• **SELECTED TEXT**:
⁂
UNAUDITED CONDENSED CONSOLIDATED FINANCIAL STATEMENTS

Six‐month period ended 30 June 2022

SUMMARY

COMPANY OVERVIEW

DP Aircraft I Limited (the 'Company') was incorporated with limited liability in Guernsey under the Companies (Guernsey) Law, 2008 on 5 July 2013 with registered number 56941.

The Company was established to invest in aircraft. The Company is a holding company, and made its investment in aircraft held through two wholly owned subsidiary entities, DP Aircraft Guernsey III Limited and DP Aircraft Guernsey IV Limited (collectively and hereinafter, the 'Borrowers'), each being a Guernsey incorporated company limited by shares and one intermediate lessor company, DP Aircraft UK Limited (the 'Lessor'), a UK incorporated private limited company. The Company and its consolidated subsidiaries, DP Aircraft Guernsey III Limited, DP Aircraft Guernsey IV Limited and DP Aircraft UK Limited comprise the consolidated Group (the 'Group').

Pursuant to the Company's Prospectus dated 27 September 2013, the Company offered 113,000,000 ordinary shares of no‐par value in the capital of the Company at an issue price of US$ 1.00 per share by means of a placing. The Company's Shares were admitted to trading on the Specialist Fund Segment of the London Stock Exchange on 4 October 2013 and the Company was listed on the Channel Islands Securities Exchange until 27 May 2015.
⁂
• **RECORDS**:
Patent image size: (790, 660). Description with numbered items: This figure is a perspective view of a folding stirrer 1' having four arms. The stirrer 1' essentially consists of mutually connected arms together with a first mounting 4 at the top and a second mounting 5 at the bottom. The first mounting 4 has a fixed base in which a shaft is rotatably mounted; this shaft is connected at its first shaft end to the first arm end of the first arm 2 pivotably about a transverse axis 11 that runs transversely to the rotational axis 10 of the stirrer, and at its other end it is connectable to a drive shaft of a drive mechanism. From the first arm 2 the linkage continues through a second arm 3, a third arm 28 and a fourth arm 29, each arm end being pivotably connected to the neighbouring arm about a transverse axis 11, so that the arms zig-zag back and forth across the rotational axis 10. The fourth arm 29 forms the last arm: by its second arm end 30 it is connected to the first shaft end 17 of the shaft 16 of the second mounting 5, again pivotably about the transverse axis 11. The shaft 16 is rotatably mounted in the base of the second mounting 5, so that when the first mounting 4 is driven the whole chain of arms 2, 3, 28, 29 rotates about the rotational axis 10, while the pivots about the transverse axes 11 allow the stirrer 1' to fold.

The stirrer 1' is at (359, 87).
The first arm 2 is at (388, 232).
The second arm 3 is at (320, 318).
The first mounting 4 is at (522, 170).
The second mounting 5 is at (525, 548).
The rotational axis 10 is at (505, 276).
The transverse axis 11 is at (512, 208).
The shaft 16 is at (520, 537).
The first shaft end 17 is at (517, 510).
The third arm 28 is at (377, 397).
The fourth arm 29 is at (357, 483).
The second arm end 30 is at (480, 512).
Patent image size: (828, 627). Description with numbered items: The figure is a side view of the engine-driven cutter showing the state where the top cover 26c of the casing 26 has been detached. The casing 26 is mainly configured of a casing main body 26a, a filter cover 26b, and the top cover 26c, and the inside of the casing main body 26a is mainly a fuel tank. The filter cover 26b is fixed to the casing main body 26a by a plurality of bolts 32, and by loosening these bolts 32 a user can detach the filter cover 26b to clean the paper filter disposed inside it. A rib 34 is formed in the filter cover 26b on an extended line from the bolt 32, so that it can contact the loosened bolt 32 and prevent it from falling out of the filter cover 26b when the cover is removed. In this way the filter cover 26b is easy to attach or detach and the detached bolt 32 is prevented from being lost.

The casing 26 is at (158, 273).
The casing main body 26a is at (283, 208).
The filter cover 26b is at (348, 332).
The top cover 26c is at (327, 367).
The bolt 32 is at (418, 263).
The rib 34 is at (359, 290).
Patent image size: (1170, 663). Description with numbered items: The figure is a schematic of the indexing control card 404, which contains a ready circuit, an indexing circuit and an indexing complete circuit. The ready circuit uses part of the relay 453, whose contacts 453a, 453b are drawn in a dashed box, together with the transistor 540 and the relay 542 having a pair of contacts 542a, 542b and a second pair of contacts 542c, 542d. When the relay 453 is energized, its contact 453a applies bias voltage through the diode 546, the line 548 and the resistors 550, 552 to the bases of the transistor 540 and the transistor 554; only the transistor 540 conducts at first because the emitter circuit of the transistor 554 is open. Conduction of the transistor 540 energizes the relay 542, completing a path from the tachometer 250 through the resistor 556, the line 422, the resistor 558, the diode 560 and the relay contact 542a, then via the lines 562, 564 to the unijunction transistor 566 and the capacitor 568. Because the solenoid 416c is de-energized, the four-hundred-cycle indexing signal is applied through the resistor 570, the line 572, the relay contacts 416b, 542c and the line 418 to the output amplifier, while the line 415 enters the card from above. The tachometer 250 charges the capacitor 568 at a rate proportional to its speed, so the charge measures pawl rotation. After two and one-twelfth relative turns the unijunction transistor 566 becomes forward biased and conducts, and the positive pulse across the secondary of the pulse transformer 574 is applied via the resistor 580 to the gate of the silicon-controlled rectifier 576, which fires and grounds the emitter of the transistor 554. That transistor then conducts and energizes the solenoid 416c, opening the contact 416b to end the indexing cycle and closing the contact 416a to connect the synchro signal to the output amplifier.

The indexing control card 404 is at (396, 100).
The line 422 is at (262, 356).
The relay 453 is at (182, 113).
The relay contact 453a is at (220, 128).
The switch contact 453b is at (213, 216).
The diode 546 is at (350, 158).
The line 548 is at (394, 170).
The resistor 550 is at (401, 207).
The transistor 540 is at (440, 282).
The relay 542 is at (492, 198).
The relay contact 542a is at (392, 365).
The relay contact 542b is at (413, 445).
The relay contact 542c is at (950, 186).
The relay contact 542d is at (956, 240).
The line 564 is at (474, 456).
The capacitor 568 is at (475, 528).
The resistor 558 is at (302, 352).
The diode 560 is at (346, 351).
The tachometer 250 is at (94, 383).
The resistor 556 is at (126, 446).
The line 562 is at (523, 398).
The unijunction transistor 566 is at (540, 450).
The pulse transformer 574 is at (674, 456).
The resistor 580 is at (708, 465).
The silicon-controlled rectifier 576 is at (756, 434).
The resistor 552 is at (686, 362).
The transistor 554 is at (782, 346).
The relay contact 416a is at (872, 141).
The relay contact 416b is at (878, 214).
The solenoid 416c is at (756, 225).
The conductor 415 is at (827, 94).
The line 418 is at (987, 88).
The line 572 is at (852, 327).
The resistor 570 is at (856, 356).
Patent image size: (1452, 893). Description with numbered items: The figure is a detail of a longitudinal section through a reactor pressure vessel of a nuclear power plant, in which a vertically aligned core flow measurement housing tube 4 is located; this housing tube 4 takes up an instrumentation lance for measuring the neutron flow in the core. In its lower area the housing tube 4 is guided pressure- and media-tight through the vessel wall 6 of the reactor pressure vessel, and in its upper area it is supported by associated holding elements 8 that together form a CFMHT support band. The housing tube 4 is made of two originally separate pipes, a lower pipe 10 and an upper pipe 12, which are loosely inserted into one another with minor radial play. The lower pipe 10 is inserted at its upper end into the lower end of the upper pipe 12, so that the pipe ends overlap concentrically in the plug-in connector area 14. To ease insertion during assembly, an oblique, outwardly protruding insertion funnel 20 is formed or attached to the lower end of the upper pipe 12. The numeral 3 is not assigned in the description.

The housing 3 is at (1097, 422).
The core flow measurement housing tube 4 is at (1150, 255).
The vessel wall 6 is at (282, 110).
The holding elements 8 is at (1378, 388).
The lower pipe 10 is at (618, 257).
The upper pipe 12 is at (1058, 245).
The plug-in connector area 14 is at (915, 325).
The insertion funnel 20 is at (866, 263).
⁂
• **WHAT IS NEEDED**: Please reproduce the entire financial statements excerpt above word for word.

• **YOUR RESPONSE**:
UNAUDITED CONDENSED CONSOLIDATED FINANCIAL STATEMENTS

Six‐month period ended 30 June 2022

SUMMARY

COMPANY OVERVIEW

DP Aircraft I Limited (the 'Company') was incorporated with limited liability in Guernsey under the Companies (Guernsey) Law, 2008 on 5 July 2013 with registered number 56941.

The Company was established to invest in aircraft. The Company is a holding company, and made its investment in aircraft held through two wholly owned subsidiary entities, DP Aircraft Guernsey III Limited and DP Aircraft Guernsey IV Limited (collectively and hereinafter, the 'Borrowers'), each being a Guernsey incorporated company limited by shares and one intermediate lessor company, DP Aircraft UK Limited (the 'Lessor'), a UK incorporated private limited company. The Company and its consolidated subsidiaries, DP Aircraft Guernsey III Limited, DP Aircraft Guernsey IV Limited and DP Aircraft UK Limited comprise the consolidated Group (the 'Group').

Pursuant to the Company's Prospectus dated 27 September 2013, the Company offered 113,000,000 ordinary shares of no‐par value in the capital of the Company at an issue price of US$ 1.00 per share by means of a placing. The Company's Shares were admitted to trading on the Specialist Fund Segment of the London Stock Exchange on 4 October 2013 and the Company was listed on the Channel Islands Securities Exchange until 27 May 2015.